- **Exercise directions**
Search the listing below for "page". Copy each matching line.
* * *
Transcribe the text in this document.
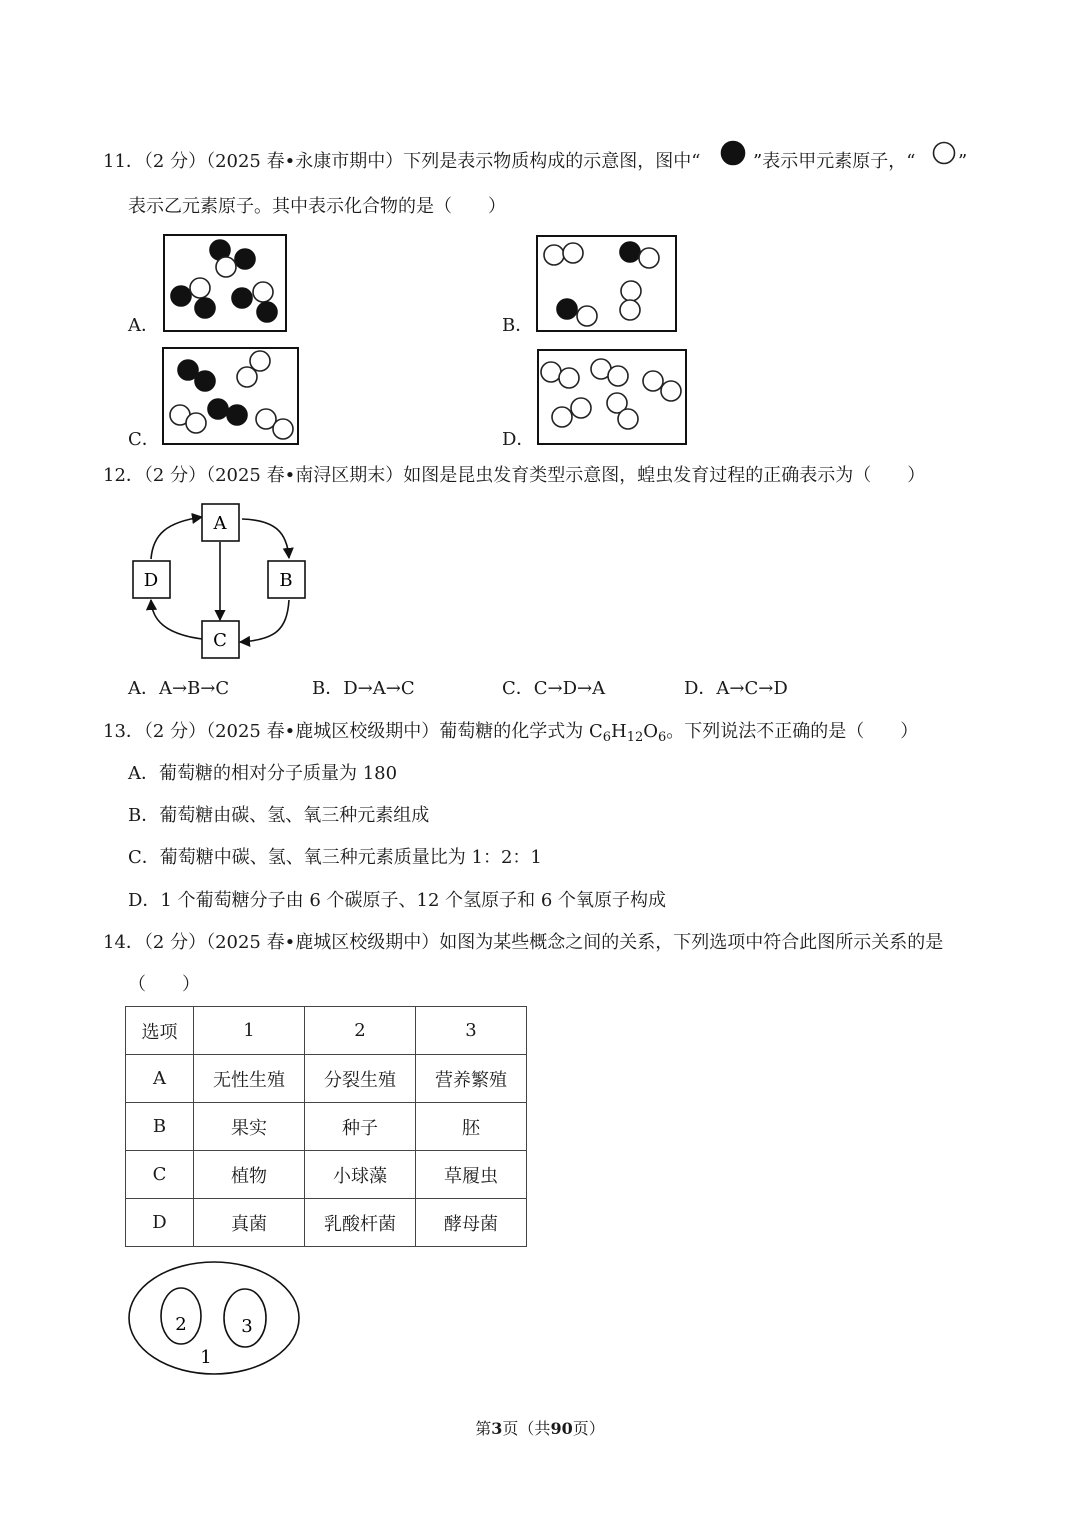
11．（2 分）（2025 春•永康市期中）下列是表示物质构成的示意图，图中“	”表示甲元素原子，“ ”
表示乙元素原子。其中表示化合物的是（　　）
A．	B．
C．	D．
12．（2 分）（2025 春•南浔区期末）如图是昆虫发育类型示意图，蝗虫发育过程的正确表示为（　　）
A
B
C
D
A．A→B→C	B．D→A→C	C．C→D→A	D．A→C→D
13．（2 分）（2025 春•鹿城区校级期中）葡萄糖的化学式为 $C_6H_{12}O_6$。下列说法不正确的是（　　）
A．葡萄糖的相对分子质量为 180
B．葡萄糖由碳、氢、氧三种元素组成
C．葡萄糖中碳、氢、氧三种元素质量比为 1：2：1
D．1 个葡萄糖分子由 6 个碳原子、12 个氢原子和 6 个氧原子构成
14．（2 分）（2025 春•鹿城区校级期中）如图为某些概念之间的关系，下列选项中符合此图所示关系的是
（　　）
选项	1	2	3
A	无性生殖	分裂生殖	营养繁殖
B	果实	种子	胚
C	植物	小球藻	草履虫
D	真菌	乳酸杆菌	酵母菌
2	3
1
第3页（共90页）
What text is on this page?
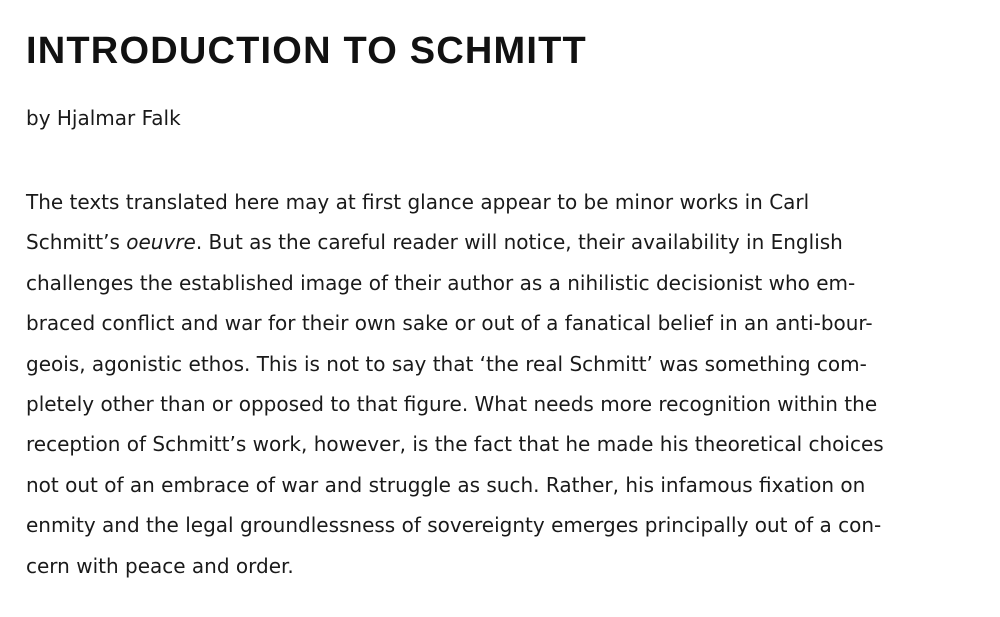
INTRODUCTION TO SCHMITT

by Hjalmar Falk

The texts translated here may at first glance appear to be minor works in Carl
Schmitt’s oeuvre. But as the careful reader will notice, their availability in English
challenges the established image of their author as a nihilistic decisionist who em-
braced conflict and war for their own sake or out of a fanatical belief in an anti-bour-
geois, agonistic ethos. This is not to say that ‘the real Schmitt’ was something com-
pletely other than or opposed to that figure. What needs more recognition within the
reception of Schmitt’s work, however, is the fact that he made his theoretical choices
not out of an embrace of war and struggle as such. Rather, his infamous fixation on
enmity and the legal groundlessness of sovereignty emerges principally out of a con-
cern with peace and order.
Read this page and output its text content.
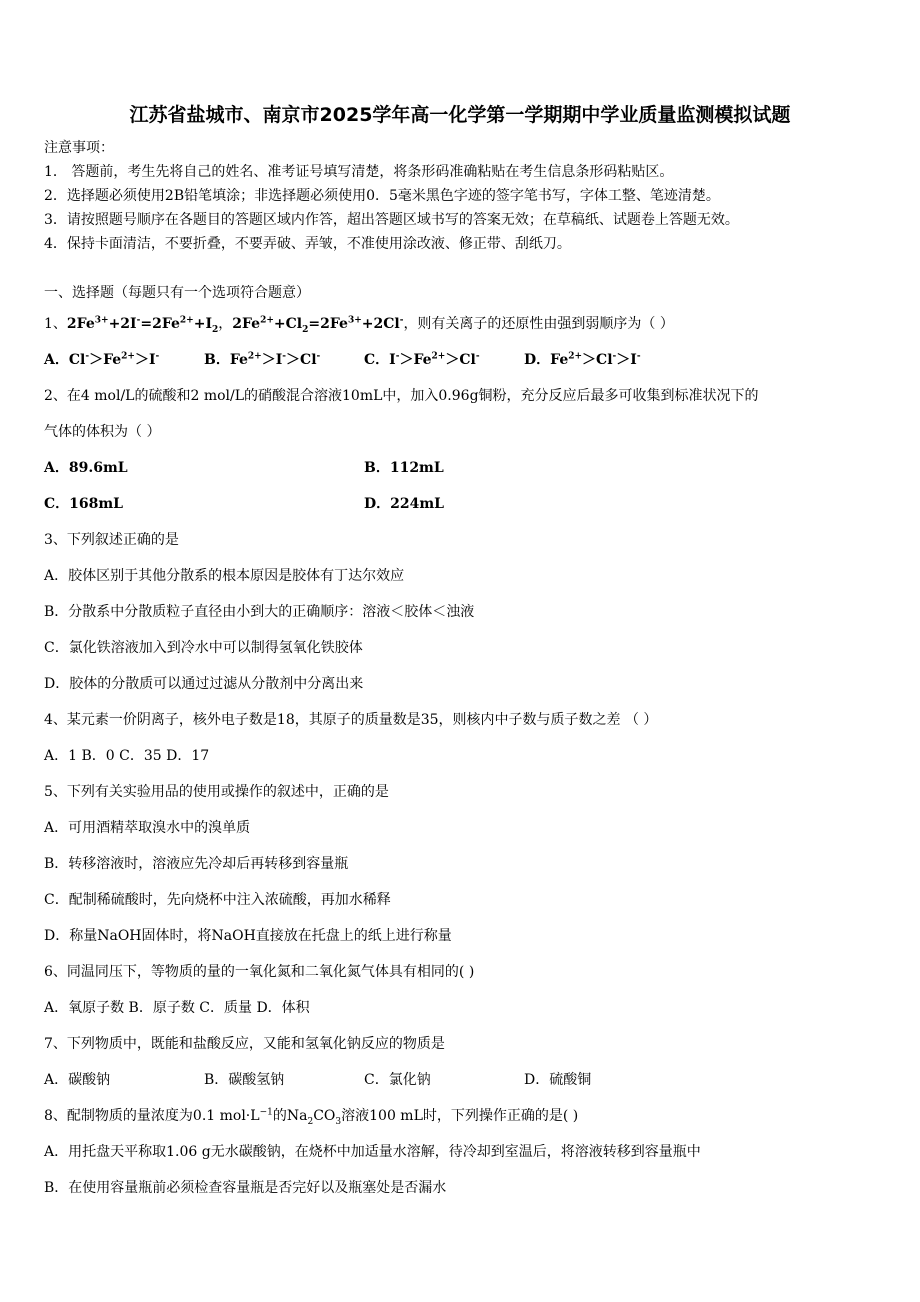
江苏省盐城市、南京市2025学年高一化学第一学期期中学业质量监测模拟试题
注意事项：
1． 答题前，考生先将自己的姓名、准考证号填写清楚，将条形码准确粘贴在考生信息条形码粘贴区。
2．选择题必须使用2B铅笔填涂；非选择题必须使用0．5毫米黑色字迹的签字笔书写，字体工整、笔迹清楚。
3．请按照题号顺序在各题目的答题区域内作答，超出答题区域书写的答案无效；在草稿纸、试题卷上答题无效。
4．保持卡面清洁，不要折叠，不要弄破、弄皱，不准使用涂改液、修正带、刮纸刀。
一、选择题（每题只有一个选项符合题意）
1、$2Fe^{3+}+2I^-=2Fe^{2+}+I_2$，$2Fe^{2+}+Cl_2=2Fe^{3+}+2Cl^-$，则有关离子的还原性由强到弱顺序为（ ）
A．$Cl^->Fe^{2+}>I^-$	B．$Fe^{2+}>I^->Cl^-$	C．$I^->Fe^{2+}>Cl^-$	D．$Fe^{2+}>Cl^->I^-$
2、在4 mol/L的硫酸和2 mol/L的硝酸混合溶液10mL中，加入0.96g铜粉，充分反应后最多可收集到标准状况下的
气体的体积为（ ）
A．89.6mL	B．112mL
C．168mL	D．224mL
3、下列叙述正确的是
A．胶体区别于其他分散系的根本原因是胶体有丁达尔效应
B．分散系中分散质粒子直径由小到大的正确顺序：溶液＜胶体＜浊液
C．氯化铁溶液加入到冷水中可以制得氢氧化铁胶体
D．胶体的分散质可以通过过滤从分散剂中分离出来
4、某元素一价阴离子，核外电子数是18，其原子的质量数是35，则核内中子数与质子数之差 （ ）
A．1 B．0 C．35 D．17
5、下列有关实验用品的使用或操作的叙述中，正确的是
A．可用酒精萃取溴水中的溴单质
B．转移溶液时，溶液应先冷却后再转移到容量瓶
C．配制稀硫酸时，先向烧杯中注入浓硫酸，再加水稀释
D．称量NaOH固体时，将NaOH直接放在托盘上的纸上进行称量
6、同温同压下，等物质的量的一氧化氮和二氧化氮气体具有相同的( )
A．氧原子数 B．原子数 C．质量 D．体积
7、下列物质中，既能和盐酸反应，又能和氢氧化钠反应的物质是
A．碳酸钠	B．碳酸氢钠	C．氯化钠	D．硫酸铜
8、配制物质的量浓度为0.1 $mol\cdot L^{-1}$的$Na_2CO_3$溶液100 mL时，下列操作正确的是( )
A．用托盘天平称取1.06 g无水碳酸钠，在烧杯中加适量水溶解，待冷却到室温后，将溶液转移到容量瓶中
B．在使用容量瓶前必须检查容量瓶是否完好以及瓶塞处是否漏水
* * *
- **Completed exercise**
What text is on this page?
Read this page and output its text content.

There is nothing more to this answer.